Oleh Mhd. Isnen Harahap
Desa sering kali terabaikan dalam mimpi menuju kemakmuran Indonesia, baik itu secara pendanaan, regulasi dan sistem yang dibangun oleh pemerintah.
Desa belum sepenuhnya dijadikan subjek pembangunan, masih terus di jadikan objek, padahal potensi yang ada di desa sangat besar, terutama potensi sumber daya alam.
Mari sejenak kita membayangkan desa sebagai sumber kehidupan seluruh masyarakat Indonesia, di desa ada hamparan sawah, tumbuh suburnya sayur mayur, berkembang biaknya peternakan, besarnya hasil tangkapan laut, tingginya hasil komoditas pertanian dan perkebunan dan lain sebagainya, maka dari itu keharusan membangun desa untuk kemakmuran adalah hal yang wajib dilakukan.
Konsep memajukan desa selama ini masih seputar desa dikembangkan dalam rangka penguatan wilayah yang dapat menyangga atau menyokong kehidupan di suatu daerah yang lebih maju atau kota serta menyediakan hasil pertanian dan kebutuhan bahan baku lain untuk masyarakat dan kehidupan diperkotaan (hinterland).
Konsep ini tidak efektif apabila terus dijalankan, karena seolah desa hanya dianggap sebagai kesatuan wilayah hukum dan sebagai bagian kecil pembangunan Negara, padahal desa memiliki sumber daya alam dan karakteristik wilayah dalam bidang sosial dan budaya yang beragam.
Pengambil kebijakan hari ini masih berfikir membangun desa secara terpusat, melalui program pemerintah pusat dan diteruskan ke seluruh desa serta cendrung seragam, padahal pengelolaan pembangunan desa yang dijalankan secara terpusat kadang tidak sesuai dengan kebutuhan desa dan penguatan kelembagaan desa.
:::
__Arahan__
1) Menurut tulisan tentang pembangunan desa ini, mengapa konsep desa sebagai wilayah penyangga kota (hinterland) dinilai tidak efektif? Jawablah dalam satu sampai tiga kalimat.
2) Ubah paragraf dalam tulisan tentang pembangunan desa yang diawali "Mari sejenak kita membayangkan" menjadi daftar singkat tanpa menghilangkan fakta utamanya.
3) Lanjutkan tulisan tentang pembangunan desa ini, mulai setelah kalimat terakhirnya.

__Catatan yang Ditampilkan__
:::
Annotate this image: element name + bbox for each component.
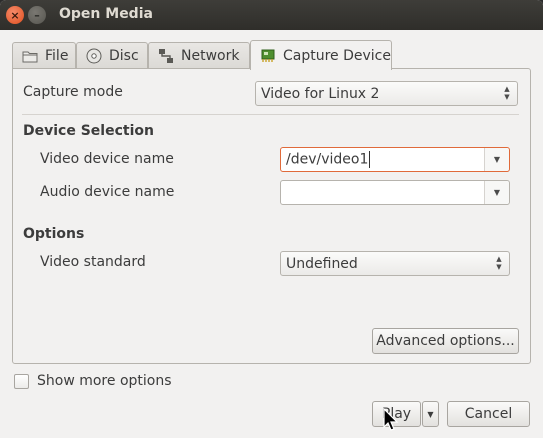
cancel-button[interactable]: Cancel (447, 401, 530, 427)
video-device-value: /dev/video1 (286, 151, 369, 168)
video-device-input[interactable]: /dev/video1 (281, 151, 484, 168)
titlebar: × – Open Media (0, 0, 543, 30)
video-device-label: Video device name (40, 151, 174, 167)
capture-device-panel (12, 68, 531, 364)
video-device-combobox[interactable]: /dev/video1 ▼ (280, 147, 510, 172)
close-window-button[interactable]: × (6, 6, 24, 24)
device-selection-heading: Device Selection (23, 123, 154, 139)
play-options-dropdown[interactable]: ▼ (422, 401, 439, 427)
tab-capture-device[interactable]: Capture Device (250, 40, 392, 70)
updown-arrows-icon: ▲ ▼ (504, 85, 510, 101)
window-title: Open Media (59, 6, 153, 22)
tab-network[interactable]: Network (148, 42, 250, 69)
advanced-options-label: Advanced options... (376, 333, 515, 349)
chevron-down-icon[interactable]: ▼ (484, 148, 509, 171)
tab-file[interactable]: File (12, 42, 76, 69)
tab-network-label: Network (181, 48, 240, 64)
text-caret (369, 151, 371, 168)
audio-device-label: Audio device name (40, 184, 175, 200)
tab-disc-label: Disc (109, 48, 139, 64)
minimize-window-button[interactable]: – (28, 6, 46, 24)
chevron-down-icon[interactable]: ▼ (484, 181, 509, 204)
capture-mode-select[interactable]: Video for Linux 2 ▲ ▼ (255, 81, 518, 106)
tab-capture-device-label: Capture Device (283, 47, 391, 64)
chevron-down-icon: ▼ (427, 409, 434, 419)
capture-mode-label: Capture mode (23, 84, 123, 100)
disc-icon (85, 48, 103, 64)
separator (22, 114, 519, 115)
cancel-label: Cancel (464, 406, 513, 422)
show-more-options-label[interactable]: Show more options (37, 373, 172, 389)
mouse-pointer-icon (383, 408, 399, 431)
capture-card-icon (259, 48, 277, 64)
open-media-dialog: × – Open Media File Disc Network Capture… (0, 0, 543, 438)
minimize-icon: – (34, 8, 40, 22)
video-standard-value: Undefined (286, 255, 358, 272)
show-more-options-checkbox[interactable] (14, 374, 29, 389)
tab-file-label: File (45, 48, 69, 64)
options-heading: Options (23, 226, 85, 242)
close-icon: × (10, 8, 20, 22)
video-standard-label: Video standard (40, 254, 146, 270)
capture-mode-value: Video for Linux 2 (261, 85, 380, 102)
audio-device-combobox[interactable]: ▼ (280, 180, 510, 205)
video-standard-select[interactable]: Undefined ▲ ▼ (280, 251, 510, 276)
network-icon (157, 48, 175, 64)
advanced-options-button[interactable]: Advanced options... (372, 328, 519, 354)
tab-disc[interactable]: Disc (76, 42, 148, 69)
updown-arrows-icon: ▲ ▼ (496, 255, 502, 271)
folder-icon (21, 48, 39, 64)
:::
__Jawaban yang Diberikan__
1) Konsep itu dinilai tidak efektif karena desa seolah hanya dianggap sebagai kesatuan wilayah hukum dan bagian kecil dari pembangunan negara. Padahal, desa memiliki sumber daya alam serta karakteristik wilayah di bidang sosial dan budaya yang beragam.

2)
- Desa dapat dibayangkan sebagai sumber kehidupan seluruh masyarakat Indonesia.
- Di desa terdapat sawah, sayur mayur yang subur, peternakan, hasil tangkapan laut, serta hasil komoditas pertanian dan perkebunan yang tinggi.
- Karena itu, membangun desa demi kemakmuran wajib dilakukan.

3)
Lahirnya Undang-Undang Desa Nomor 6 tahun 2014 secara teks telah merubah posisi desa bukan lagi sebagai objek, tetapi harus sebagai subjek pembangunan.
Dalam undang-undang tersebut, desa harus dijadikan subjek sekaligus fondasi yang mana desa memegang peran strategis, desa diberikan wewenang dalam menyelenggarakan berbagai urusan serta desa diberikan support dalam membiayai pembangunan masing-masing.
Undang-undang ini mengandung spirit menjadikan desa sebagai entitas yang memiliki otonomi, kemandirian, lokalitas dan partisipasi serta menempatkan desa sebagai subjek pembangunan.
Tujuannya adalah menjadikan desa sebagai basis penghidupan dan kehidupan masyarakat secara berkelanjutan dan menjadikan desa sebagai wadah yang dekat dengan masyarakat, serta menjadikan desa sebagai entitas yang mandiri.
Desa memiliki entitas masyarakat yang berbeda dengan masyarakat perkotaan atau bahkan antar desa, sumber daya sosial masyarakat desa sangat begitu kuat, masyarakat di desa memiliki ikatan sosial yang tinggi, sehingga kebersamaan dan gotong royong merupakan hal yang masih lazim terlaksana di desa.
Sumber daya sosial ini apabila dikelola dan terarah dengan baik akan menghasilkan kemakmuran bagi desa itu sendiri.
Prinsip kebersamaan dan gotong royong yang ada di desa justru sebenarnya sejalan dengan tujuan lahirnya undang-undang desa, yakni kebersamaan dan partisipasi dalam pembangunan desa, seluruh elemen masyarakat harus berperan dan terlibat aktif dalam proses pembangunan desa, dimulai dari analisa data, perencanaan, aplikasi, pelaporan dan pengawasan.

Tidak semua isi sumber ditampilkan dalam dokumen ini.